» Given instruction
Identify, in the records below, every line where the string "contables" appears, and copy each such line.

» Material for this task
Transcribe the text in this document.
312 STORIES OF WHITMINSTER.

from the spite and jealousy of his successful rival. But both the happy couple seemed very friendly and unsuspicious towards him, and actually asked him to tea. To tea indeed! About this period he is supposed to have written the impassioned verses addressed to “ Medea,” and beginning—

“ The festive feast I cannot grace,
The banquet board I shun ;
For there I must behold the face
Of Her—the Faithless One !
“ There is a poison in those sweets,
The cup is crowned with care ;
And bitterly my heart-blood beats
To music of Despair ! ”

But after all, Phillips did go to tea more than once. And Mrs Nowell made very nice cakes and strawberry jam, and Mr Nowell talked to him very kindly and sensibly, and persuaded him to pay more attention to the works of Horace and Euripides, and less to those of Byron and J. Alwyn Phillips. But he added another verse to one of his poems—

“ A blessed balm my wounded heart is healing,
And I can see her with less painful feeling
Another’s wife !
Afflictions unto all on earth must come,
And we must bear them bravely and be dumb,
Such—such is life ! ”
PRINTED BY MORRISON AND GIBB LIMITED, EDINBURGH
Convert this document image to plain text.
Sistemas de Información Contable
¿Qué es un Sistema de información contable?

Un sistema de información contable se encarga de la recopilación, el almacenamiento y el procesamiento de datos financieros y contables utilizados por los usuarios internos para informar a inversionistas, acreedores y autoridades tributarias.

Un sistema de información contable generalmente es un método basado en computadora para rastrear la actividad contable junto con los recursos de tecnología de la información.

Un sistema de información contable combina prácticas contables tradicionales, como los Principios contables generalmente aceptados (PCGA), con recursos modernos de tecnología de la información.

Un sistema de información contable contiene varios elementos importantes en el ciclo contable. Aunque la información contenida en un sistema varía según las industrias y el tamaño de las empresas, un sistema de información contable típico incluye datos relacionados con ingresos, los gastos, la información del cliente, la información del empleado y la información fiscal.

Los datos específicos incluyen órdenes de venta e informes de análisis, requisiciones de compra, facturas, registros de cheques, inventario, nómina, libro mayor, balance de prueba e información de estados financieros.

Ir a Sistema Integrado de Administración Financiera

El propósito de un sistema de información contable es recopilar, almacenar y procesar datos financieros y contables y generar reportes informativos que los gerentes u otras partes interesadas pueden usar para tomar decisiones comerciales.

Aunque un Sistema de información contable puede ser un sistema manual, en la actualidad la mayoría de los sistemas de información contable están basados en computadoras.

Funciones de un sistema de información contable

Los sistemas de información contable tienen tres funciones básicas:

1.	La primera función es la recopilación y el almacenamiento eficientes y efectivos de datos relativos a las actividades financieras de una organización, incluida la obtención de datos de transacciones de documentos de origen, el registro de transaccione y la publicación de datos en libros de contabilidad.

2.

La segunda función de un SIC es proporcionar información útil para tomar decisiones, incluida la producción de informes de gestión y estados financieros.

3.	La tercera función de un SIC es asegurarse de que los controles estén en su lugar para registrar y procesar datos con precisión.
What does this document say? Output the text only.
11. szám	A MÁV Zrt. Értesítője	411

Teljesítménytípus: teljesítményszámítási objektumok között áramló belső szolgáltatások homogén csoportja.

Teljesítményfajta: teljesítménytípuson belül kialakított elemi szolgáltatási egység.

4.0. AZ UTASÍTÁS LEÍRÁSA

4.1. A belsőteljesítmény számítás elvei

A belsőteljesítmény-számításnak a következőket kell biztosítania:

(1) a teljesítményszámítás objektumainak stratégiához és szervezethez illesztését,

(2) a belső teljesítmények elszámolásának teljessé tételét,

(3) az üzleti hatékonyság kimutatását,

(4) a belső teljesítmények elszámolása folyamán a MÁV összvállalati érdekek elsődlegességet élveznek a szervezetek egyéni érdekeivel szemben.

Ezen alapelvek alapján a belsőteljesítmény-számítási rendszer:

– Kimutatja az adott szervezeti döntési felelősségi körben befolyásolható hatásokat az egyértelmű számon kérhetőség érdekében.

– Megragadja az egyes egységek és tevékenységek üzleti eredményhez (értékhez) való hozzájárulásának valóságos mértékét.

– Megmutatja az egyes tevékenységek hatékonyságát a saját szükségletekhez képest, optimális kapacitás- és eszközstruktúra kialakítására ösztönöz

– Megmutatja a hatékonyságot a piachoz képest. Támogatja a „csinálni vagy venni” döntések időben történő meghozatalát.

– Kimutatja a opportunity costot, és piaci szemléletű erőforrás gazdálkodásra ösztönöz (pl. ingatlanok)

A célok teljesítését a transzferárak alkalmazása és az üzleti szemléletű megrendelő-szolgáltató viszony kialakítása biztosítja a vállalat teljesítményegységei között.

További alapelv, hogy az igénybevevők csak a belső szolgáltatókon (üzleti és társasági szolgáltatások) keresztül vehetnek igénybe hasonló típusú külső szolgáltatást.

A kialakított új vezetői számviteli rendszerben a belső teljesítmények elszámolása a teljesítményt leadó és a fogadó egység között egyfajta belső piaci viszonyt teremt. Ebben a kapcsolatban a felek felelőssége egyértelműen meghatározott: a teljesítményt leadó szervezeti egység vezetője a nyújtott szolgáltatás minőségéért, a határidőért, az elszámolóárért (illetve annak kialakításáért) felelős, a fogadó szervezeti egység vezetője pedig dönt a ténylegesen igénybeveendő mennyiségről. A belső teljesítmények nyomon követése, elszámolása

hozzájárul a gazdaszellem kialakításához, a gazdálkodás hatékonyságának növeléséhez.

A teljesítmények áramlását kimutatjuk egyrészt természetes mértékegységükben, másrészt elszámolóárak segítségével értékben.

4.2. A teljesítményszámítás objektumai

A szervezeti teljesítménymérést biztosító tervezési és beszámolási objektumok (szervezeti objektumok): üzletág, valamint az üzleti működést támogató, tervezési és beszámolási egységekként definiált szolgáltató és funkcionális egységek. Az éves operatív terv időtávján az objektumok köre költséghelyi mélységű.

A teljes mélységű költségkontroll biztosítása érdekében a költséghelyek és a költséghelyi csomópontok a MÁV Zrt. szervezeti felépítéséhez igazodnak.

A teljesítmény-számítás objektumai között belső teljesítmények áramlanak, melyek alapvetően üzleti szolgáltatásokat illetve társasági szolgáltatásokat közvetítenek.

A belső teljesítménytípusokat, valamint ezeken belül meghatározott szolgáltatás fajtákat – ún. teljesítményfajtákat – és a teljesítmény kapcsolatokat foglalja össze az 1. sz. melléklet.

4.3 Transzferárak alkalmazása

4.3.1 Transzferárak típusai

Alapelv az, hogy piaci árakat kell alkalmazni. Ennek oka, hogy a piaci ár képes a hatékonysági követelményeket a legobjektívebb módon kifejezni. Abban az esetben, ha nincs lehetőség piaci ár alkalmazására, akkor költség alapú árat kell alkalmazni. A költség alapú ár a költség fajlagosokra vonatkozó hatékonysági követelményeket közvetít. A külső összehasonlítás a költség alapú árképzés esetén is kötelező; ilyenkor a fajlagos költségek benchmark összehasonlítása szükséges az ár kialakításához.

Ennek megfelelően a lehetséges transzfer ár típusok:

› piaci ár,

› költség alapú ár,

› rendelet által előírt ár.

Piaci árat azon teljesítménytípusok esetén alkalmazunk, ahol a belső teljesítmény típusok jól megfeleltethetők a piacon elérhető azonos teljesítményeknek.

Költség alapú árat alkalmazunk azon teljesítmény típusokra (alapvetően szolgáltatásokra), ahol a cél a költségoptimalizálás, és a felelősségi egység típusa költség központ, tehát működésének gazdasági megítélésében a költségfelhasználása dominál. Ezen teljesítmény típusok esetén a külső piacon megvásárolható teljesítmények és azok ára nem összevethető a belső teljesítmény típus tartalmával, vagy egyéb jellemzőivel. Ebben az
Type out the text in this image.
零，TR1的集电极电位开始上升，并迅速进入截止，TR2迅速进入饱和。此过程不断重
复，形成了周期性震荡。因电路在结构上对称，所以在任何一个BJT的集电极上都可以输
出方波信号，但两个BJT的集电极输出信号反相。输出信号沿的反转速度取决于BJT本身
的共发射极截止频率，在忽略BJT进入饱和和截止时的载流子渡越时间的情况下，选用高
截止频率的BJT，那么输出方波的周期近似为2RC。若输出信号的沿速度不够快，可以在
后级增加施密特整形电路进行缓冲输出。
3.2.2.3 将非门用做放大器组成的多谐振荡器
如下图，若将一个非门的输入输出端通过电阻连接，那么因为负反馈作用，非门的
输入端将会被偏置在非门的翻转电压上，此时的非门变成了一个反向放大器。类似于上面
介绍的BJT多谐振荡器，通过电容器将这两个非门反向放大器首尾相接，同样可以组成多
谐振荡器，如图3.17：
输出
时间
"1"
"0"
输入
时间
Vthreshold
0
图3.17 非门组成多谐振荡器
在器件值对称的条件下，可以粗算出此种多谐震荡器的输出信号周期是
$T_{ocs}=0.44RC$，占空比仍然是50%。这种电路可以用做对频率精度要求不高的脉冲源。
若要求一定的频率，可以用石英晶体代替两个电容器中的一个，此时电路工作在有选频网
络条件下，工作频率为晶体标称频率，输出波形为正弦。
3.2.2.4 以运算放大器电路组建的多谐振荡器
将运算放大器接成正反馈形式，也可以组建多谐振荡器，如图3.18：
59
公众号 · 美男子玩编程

» Complete response
Un sistema de información contable se encarga de la recopilación, el almacenamiento y el procesamiento de datos financieros y contables utilizados por los usuarios internos para informar a inversionistas, acreedores y autoridades tributarias.
Un sistema de información contable combina prácticas contables tradicionales, como los Principios contables generalmente aceptados (PCGA), con recursos modernos de tecnología de la información.
El propósito de un sistema de información contable es recopilar, almacenar y procesar datos financieros y contables y generar reportes informativos que los gerentes u otras partes interesadas pueden usar para tomar decisiones comerciales.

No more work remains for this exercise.